[GOAL OF THE EXERCISE] Copy the records below exactly as they appear.

[DATASET EXTRACT]
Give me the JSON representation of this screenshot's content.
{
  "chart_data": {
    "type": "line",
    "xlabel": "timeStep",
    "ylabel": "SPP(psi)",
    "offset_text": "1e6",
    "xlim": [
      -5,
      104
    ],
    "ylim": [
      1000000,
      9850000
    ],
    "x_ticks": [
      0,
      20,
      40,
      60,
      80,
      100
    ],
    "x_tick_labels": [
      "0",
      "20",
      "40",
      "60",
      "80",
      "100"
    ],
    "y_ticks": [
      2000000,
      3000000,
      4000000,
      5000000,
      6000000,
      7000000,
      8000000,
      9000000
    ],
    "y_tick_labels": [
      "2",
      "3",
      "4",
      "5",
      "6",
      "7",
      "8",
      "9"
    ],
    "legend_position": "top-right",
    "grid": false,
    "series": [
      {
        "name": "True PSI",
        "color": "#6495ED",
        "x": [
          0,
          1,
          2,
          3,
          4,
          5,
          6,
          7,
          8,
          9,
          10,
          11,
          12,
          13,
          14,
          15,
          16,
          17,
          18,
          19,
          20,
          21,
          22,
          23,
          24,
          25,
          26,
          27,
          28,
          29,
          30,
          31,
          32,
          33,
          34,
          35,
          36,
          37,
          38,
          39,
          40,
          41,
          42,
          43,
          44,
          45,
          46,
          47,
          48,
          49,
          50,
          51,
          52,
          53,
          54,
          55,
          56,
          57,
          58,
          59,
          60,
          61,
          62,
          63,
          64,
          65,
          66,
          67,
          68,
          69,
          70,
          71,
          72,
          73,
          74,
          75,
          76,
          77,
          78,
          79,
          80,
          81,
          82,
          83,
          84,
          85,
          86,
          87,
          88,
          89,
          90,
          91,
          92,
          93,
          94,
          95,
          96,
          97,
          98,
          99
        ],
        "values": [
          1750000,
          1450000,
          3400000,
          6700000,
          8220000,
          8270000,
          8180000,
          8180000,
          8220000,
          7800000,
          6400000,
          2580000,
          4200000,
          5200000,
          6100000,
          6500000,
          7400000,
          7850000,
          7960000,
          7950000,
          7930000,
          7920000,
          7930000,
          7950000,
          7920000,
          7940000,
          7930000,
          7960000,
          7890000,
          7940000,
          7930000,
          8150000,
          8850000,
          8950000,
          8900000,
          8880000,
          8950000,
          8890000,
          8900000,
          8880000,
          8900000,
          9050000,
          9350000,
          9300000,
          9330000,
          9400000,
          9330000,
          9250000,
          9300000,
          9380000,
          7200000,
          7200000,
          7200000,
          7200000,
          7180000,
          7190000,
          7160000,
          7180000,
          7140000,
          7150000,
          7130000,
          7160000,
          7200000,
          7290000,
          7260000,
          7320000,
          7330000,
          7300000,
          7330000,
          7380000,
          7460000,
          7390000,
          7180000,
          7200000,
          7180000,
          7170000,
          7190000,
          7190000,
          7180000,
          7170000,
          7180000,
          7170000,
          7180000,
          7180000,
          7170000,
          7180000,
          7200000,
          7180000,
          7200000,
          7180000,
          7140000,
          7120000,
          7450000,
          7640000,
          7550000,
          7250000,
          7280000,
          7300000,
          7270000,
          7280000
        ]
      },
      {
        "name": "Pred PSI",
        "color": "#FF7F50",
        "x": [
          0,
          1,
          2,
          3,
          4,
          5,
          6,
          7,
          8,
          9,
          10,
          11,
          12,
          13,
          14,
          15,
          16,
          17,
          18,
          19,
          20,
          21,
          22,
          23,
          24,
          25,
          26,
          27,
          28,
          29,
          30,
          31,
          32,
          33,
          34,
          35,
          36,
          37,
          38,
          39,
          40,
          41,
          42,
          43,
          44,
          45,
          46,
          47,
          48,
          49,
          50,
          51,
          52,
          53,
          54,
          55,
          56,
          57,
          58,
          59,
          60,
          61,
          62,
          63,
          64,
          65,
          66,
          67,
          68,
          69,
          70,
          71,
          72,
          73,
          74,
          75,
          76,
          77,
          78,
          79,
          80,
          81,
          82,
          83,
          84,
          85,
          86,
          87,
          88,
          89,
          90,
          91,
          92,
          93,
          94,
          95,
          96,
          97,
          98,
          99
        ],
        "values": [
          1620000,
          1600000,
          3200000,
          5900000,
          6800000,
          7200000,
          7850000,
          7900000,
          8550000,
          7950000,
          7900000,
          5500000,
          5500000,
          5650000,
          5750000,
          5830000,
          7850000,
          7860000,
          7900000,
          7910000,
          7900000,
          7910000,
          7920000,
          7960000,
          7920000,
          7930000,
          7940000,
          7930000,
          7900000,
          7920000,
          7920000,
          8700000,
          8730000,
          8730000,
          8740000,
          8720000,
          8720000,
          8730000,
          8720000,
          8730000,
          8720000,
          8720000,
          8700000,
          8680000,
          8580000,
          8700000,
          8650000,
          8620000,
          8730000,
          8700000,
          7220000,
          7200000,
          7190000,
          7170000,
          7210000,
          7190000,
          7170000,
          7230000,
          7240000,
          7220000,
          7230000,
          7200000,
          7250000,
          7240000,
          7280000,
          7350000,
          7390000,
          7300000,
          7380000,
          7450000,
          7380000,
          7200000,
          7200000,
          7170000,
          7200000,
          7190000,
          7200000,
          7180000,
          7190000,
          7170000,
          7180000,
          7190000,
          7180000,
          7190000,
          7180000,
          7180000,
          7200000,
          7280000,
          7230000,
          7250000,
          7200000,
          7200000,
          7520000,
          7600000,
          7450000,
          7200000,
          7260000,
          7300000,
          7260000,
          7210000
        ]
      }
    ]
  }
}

[ANSWER TO THIS TASK]
Give me the JSON representation of this screenshot's content.
{
  "chart_data": {
    "type": "line",
    "xlabel": "timeStep",
    "ylabel": "SPP(psi)",
    "offset_text": "1e6",
    "xlim": [
      -5,
      104
    ],
    "ylim": [
      1000000,
      9850000
    ],
    "x_ticks": [
      0,
      20,
      40,
      60,
      80,
      100
    ],
    "x_tick_labels": [
      "0",
      "20",
      "40",
      "60",
      "80",
      "100"
    ],
    "y_ticks": [
      2000000,
      3000000,
      4000000,
      5000000,
      6000000,
      7000000,
      8000000,
      9000000
    ],
    "y_tick_labels": [
      "2",
      "3",
      "4",
      "5",
      "6",
      "7",
      "8",
      "9"
    ],
    "legend_position": "top-right",
    "grid": false,
    "series": [
      {
        "name": "True PSI",
        "color": "#6495ED",
        "x": [
          0,
          1,
          2,
          3,
          4,
          5,
          6,
          7,
          8,
          9,
          10,
          11,
          12,
          13,
          14,
          15,
          16,
          17,
          18,
          19,
          20,
          21,
          22,
          23,
          24,
          25,
          26,
          27,
          28,
          29,
          30,
          31,
          32,
          33,
          34,
          35,
          36,
          37,
          38,
          39,
          40,
          41,
          42,
          43,
          44,
          45,
          46,
          47,
          48,
          49,
          50,
          51,
          52,
          53,
          54,
          55,
          56,
          57,
          58,
          59,
          60,
          61,
          62,
          63,
          64,
          65,
          66,
          67,
          68,
          69,
          70,
          71,
          72,
          73,
          74,
          75,
          76,
          77,
          78,
          79,
          80,
          81,
          82,
          83,
          84,
          85,
          86,
          87,
          88,
          89,
          90,
          91,
          92,
          93,
          94,
          95,
          96,
          97,
          98,
          99
        ],
        "values": [
          1750000,
          1450000,
          3400000,
          6700000,
          8220000,
          8270000,
          8180000,
          8180000,
          8220000,
          7800000,
          6400000,
          2580000,
          4200000,
          5200000,
          6100000,
          6500000,
          7400000,
          7850000,
          7960000,
          7950000,
          7930000,
          7920000,
          7930000,
          7950000,
          7920000,
          7940000,
          7930000,
          7960000,
          7890000,
          7940000,
          7930000,
          8150000,
          8850000,
          8950000,
          8900000,
          8880000,
          8950000,
          8890000,
          8900000,
          8880000,
          8900000,
          9050000,
          9350000,
          9300000,
          9330000,
          9400000,
          9330000,
          9250000,
          9300000,
          9380000,
          7200000,
          7200000,
          7200000,
          7200000,
          7180000,
          7190000,
          7160000,
          7180000,
          7140000,
          7150000,
          7130000,
          7160000,
          7200000,
          7290000,
          7260000,
          7320000,
          7330000,
          7300000,
          7330000,
          7380000,
          7460000,
          7390000,
          7180000,
          7200000,
          7180000,
          7170000,
          7190000,
          7190000,
          7180000,
          7170000,
          7180000,
          7170000,
          7180000,
          7180000,
          7170000,
          7180000,
          7200000,
          7180000,
          7200000,
          7180000,
          7140000,
          7120000,
          7450000,
          7640000,
          7550000,
          7250000,
          7280000,
          7300000,
          7270000,
          7280000
        ]
      },
      {
        "name": "Pred PSI",
        "color": "#FF7F50",
        "x": [
          0,
          1,
          2,
          3,
          4,
          5,
          6,
          7,
          8,
          9,
          10,
          11,
          12,
          13,
          14,
          15,
          16,
          17,
          18,
          19,
          20,
          21,
          22,
          23,
          24,
          25,
          26,
          27,
          28,
          29,
          30,
          31,
          32,
          33,
          34,
          35,
          36,
          37,
          38,
          39,
          40,
          41,
          42,
          43,
          44,
          45,
          46,
          47,
          48,
          49,
          50,
          51,
          52,
          53,
          54,
          55,
          56,
          57,
          58,
          59,
          60,
          61,
          62,
          63,
          64,
          65,
          66,
          67,
          68,
          69,
          70,
          71,
          72,
          73,
          74,
          75,
          76,
          77,
          78,
          79,
          80,
          81,
          82,
          83,
          84,
          85,
          86,
          87,
          88,
          89,
          90,
          91,
          92,
          93,
          94,
          95,
          96,
          97,
          98,
          99
        ],
        "values": [
          1620000,
          1600000,
          3200000,
          5900000,
          6800000,
          7200000,
          7850000,
          7900000,
          8550000,
          7950000,
          7900000,
          5500000,
          5500000,
          5650000,
          5750000,
          5830000,
          7850000,
          7860000,
          7900000,
          7910000,
          7900000,
          7910000,
          7920000,
          7960000,
          7920000,
          7930000,
          7940000,
          7930000,
          7900000,
          7920000,
          7920000,
          8700000,
          8730000,
          8730000,
          8740000,
          8720000,
          8720000,
          8730000,
          8720000,
          8730000,
          8720000,
          8720000,
          8700000,
          8680000,
          8580000,
          8700000,
          8650000,
          8620000,
          8730000,
          8700000,
          7220000,
          7200000,
          7190000,
          7170000,
          7210000,
          7190000,
          7170000,
          7230000,
          7240000,
          7220000,
          7230000,
          7200000,
          7250000,
          7240000,
          7280000,
          7350000,
          7390000,
          7300000,
          7380000,
          7450000,
          7380000,
          7200000,
          7200000,
          7170000,
          7200000,
          7190000,
          7200000,
          7180000,
          7190000,
          7170000,
          7180000,
          7190000,
          7180000,
          7190000,
          7180000,
          7180000,
          7200000,
          7280000,
          7230000,
          7250000,
          7200000,
          7200000,
          7520000,
          7600000,
          7450000,
          7200000,
          7260000,
          7300000,
          7260000,
          7210000
        ]
      }
    ]
  }
}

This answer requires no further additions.